● **WHAT IS NEEDED**: Lines containing the string "flight" are to be counted; report the total by itself.

● **RECORDED INFORMATION**:

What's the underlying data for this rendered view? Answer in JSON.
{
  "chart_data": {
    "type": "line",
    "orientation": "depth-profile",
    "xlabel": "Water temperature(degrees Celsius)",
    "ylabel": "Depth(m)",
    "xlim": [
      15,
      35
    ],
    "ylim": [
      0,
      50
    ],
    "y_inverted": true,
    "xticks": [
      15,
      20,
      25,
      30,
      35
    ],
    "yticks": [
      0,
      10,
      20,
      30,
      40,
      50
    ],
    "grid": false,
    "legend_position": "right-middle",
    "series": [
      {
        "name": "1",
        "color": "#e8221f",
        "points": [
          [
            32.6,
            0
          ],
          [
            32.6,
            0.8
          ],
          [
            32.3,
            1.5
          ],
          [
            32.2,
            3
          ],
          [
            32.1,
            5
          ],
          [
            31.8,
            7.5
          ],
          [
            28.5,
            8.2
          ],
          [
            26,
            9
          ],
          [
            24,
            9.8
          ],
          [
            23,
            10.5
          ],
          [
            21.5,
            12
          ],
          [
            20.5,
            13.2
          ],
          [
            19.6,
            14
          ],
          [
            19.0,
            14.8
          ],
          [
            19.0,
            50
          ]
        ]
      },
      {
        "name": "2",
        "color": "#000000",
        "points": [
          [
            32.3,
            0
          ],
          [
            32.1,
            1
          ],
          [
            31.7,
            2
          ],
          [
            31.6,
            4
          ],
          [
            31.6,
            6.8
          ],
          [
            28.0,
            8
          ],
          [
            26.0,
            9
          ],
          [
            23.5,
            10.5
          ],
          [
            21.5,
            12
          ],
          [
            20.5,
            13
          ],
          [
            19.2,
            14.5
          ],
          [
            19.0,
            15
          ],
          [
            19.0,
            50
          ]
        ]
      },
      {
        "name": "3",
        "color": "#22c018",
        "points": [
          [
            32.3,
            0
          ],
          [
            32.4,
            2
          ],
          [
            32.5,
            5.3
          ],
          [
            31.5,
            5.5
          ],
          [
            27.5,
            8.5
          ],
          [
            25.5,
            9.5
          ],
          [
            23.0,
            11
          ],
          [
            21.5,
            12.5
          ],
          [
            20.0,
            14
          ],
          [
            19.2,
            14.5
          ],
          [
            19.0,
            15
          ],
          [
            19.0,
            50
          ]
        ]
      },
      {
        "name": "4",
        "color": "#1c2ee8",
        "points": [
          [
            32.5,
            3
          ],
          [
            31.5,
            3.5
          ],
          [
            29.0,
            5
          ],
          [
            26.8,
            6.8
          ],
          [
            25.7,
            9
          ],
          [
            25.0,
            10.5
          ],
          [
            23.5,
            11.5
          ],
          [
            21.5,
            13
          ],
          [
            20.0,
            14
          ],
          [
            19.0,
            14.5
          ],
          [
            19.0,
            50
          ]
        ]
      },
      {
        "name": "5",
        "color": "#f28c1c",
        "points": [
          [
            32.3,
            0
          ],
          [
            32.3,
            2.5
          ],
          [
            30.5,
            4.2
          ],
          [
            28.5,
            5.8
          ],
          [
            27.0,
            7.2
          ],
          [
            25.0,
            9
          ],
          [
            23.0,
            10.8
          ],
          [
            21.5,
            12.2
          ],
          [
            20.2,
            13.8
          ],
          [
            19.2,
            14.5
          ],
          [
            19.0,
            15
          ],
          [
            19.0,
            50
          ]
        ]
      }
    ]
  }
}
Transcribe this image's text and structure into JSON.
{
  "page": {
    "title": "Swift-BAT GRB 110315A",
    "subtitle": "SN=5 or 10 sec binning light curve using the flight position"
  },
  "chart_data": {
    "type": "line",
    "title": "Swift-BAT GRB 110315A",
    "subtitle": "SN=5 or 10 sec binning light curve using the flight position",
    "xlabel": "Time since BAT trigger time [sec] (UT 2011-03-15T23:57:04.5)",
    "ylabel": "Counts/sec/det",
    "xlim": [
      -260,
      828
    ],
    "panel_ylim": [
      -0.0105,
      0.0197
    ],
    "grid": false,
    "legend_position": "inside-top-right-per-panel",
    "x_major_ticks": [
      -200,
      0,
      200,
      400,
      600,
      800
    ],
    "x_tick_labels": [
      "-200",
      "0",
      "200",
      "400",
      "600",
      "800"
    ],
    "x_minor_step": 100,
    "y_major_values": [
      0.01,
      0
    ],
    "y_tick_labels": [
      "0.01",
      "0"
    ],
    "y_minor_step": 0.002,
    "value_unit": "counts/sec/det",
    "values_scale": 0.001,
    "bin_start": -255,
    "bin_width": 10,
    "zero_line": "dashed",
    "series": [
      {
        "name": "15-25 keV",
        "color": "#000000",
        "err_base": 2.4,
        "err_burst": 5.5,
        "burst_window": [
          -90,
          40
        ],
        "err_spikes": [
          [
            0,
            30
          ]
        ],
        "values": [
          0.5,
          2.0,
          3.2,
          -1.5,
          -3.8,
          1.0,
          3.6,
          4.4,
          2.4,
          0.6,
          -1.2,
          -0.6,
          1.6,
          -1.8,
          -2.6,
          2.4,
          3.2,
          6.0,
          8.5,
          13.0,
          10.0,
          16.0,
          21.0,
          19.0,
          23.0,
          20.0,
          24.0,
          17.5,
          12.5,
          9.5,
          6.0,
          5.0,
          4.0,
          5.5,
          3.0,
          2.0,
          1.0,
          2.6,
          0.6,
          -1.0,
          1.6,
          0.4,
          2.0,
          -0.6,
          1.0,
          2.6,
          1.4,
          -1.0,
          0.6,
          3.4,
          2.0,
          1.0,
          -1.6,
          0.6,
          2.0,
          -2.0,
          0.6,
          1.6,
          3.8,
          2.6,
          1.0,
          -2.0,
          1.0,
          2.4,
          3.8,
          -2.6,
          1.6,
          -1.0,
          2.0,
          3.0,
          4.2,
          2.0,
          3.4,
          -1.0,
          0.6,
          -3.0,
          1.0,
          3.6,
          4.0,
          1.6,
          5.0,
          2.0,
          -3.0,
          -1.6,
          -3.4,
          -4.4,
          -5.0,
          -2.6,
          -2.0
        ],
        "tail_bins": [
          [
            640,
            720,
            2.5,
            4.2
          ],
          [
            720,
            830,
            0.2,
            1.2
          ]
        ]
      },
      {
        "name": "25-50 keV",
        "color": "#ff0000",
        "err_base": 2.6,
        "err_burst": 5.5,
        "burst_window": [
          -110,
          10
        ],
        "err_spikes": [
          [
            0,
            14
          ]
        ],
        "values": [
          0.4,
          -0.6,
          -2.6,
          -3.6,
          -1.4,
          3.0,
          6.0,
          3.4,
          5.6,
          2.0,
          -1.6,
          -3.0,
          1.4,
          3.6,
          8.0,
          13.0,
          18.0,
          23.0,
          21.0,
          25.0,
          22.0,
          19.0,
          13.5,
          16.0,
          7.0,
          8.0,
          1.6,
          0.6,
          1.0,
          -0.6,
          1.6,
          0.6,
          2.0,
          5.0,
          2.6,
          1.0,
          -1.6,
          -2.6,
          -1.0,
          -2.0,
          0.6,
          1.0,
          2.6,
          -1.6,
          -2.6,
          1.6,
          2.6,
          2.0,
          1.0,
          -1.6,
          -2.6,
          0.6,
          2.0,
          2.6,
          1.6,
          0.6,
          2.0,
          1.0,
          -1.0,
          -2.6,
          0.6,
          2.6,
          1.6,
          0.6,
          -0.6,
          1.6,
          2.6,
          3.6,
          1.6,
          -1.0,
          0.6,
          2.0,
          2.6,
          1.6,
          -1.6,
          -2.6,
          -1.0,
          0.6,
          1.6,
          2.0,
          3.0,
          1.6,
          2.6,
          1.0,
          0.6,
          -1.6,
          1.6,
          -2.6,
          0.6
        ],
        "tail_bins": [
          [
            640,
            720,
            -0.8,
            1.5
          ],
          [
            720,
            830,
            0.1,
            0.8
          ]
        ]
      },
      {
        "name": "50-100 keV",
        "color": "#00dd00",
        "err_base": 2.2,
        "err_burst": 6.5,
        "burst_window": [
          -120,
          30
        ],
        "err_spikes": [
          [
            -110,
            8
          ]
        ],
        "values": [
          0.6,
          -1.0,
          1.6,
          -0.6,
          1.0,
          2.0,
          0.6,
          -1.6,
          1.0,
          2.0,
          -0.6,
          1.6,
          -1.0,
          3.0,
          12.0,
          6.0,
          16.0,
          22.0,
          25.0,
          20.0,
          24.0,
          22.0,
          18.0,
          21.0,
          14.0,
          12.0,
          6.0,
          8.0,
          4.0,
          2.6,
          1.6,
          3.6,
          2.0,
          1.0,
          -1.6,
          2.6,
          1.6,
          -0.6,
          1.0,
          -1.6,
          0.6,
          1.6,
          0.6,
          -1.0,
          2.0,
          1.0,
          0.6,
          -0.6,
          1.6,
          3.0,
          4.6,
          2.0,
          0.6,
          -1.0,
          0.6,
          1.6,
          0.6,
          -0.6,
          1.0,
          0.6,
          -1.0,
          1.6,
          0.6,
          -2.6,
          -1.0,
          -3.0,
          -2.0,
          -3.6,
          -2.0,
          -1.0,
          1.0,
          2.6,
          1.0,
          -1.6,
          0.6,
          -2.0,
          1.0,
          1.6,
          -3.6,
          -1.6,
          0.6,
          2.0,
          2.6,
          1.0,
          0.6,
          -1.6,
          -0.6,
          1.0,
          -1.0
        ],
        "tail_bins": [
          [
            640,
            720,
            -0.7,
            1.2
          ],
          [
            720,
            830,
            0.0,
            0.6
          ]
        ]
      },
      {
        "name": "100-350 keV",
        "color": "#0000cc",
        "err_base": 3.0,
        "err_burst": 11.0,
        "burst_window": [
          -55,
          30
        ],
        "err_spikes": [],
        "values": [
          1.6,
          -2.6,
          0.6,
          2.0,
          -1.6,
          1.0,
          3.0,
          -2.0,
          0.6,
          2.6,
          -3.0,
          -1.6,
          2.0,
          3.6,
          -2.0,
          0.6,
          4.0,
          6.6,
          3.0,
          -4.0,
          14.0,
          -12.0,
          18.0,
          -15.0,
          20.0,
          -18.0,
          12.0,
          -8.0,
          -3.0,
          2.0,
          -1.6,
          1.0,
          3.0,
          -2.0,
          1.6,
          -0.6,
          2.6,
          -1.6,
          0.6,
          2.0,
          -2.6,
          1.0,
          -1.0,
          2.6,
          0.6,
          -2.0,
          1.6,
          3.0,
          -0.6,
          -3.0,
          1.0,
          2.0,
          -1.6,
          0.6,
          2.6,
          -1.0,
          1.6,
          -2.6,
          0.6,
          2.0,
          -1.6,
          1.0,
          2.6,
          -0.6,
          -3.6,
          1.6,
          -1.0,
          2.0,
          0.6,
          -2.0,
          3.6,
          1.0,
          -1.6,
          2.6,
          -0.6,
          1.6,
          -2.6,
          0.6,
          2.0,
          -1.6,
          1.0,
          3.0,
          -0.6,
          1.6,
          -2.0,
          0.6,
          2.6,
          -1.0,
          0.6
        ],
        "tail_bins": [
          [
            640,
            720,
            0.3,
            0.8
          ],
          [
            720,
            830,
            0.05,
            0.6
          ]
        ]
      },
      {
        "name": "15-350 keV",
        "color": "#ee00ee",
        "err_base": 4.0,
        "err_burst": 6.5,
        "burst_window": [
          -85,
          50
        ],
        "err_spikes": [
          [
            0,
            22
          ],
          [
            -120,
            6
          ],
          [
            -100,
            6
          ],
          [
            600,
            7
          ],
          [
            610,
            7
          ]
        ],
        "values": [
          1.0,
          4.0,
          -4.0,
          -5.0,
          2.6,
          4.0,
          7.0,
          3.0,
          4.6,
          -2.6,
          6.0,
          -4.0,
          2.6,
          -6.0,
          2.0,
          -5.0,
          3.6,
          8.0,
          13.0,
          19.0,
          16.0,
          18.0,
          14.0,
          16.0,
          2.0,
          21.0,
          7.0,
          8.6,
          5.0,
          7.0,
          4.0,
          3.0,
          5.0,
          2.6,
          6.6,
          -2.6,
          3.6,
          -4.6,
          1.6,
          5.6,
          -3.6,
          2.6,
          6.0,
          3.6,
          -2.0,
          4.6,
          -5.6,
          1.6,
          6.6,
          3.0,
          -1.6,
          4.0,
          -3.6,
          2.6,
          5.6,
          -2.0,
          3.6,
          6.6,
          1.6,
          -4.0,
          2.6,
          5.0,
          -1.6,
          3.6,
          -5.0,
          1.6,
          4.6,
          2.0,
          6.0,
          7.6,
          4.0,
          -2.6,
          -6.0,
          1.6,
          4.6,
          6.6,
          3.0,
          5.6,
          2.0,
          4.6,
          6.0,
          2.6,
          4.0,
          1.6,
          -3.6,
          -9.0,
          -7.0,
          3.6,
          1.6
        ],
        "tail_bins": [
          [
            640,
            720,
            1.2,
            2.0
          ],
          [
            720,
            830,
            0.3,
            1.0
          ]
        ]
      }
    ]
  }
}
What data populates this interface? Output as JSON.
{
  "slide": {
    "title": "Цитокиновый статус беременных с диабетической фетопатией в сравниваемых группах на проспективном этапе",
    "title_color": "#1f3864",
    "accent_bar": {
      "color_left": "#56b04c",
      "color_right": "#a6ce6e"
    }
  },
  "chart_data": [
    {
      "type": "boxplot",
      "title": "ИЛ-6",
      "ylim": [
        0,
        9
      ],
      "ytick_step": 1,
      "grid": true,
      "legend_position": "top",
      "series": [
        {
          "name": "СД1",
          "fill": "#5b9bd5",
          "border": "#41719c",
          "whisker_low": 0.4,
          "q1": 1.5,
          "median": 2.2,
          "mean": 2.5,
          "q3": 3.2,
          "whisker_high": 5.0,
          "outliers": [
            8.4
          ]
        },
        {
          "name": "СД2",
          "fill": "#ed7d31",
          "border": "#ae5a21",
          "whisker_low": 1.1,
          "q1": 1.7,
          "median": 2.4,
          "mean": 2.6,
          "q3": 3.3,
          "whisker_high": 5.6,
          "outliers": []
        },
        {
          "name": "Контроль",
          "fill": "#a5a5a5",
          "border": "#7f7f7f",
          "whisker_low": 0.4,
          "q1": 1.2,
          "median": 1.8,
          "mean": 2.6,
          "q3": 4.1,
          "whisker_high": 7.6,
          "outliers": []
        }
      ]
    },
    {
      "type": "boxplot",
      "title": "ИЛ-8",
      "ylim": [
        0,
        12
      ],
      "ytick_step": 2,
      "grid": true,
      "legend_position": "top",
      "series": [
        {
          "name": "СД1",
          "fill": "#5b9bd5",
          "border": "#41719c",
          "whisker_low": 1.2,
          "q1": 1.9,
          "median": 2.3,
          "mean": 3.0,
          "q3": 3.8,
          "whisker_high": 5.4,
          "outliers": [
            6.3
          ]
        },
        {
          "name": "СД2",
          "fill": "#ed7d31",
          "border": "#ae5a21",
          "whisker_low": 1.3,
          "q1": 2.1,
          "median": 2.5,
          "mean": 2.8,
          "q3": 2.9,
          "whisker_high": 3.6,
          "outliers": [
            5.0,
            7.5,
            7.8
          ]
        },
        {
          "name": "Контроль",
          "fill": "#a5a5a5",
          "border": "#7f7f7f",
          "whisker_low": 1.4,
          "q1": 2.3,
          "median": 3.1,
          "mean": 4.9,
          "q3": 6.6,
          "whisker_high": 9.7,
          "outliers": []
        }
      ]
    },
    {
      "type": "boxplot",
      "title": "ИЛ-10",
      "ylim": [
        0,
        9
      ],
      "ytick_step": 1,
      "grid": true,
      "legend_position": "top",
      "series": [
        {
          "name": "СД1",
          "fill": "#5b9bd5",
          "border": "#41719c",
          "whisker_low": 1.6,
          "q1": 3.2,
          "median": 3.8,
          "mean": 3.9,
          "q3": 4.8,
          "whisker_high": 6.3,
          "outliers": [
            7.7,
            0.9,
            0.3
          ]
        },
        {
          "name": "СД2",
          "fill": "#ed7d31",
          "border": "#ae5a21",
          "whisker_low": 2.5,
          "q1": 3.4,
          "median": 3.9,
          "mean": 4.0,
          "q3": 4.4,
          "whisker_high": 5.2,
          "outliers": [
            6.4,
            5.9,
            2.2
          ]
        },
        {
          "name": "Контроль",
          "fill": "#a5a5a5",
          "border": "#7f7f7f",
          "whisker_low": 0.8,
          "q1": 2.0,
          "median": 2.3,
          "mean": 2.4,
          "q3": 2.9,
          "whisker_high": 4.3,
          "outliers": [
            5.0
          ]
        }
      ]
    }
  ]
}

● **FINISHED TASK**: 2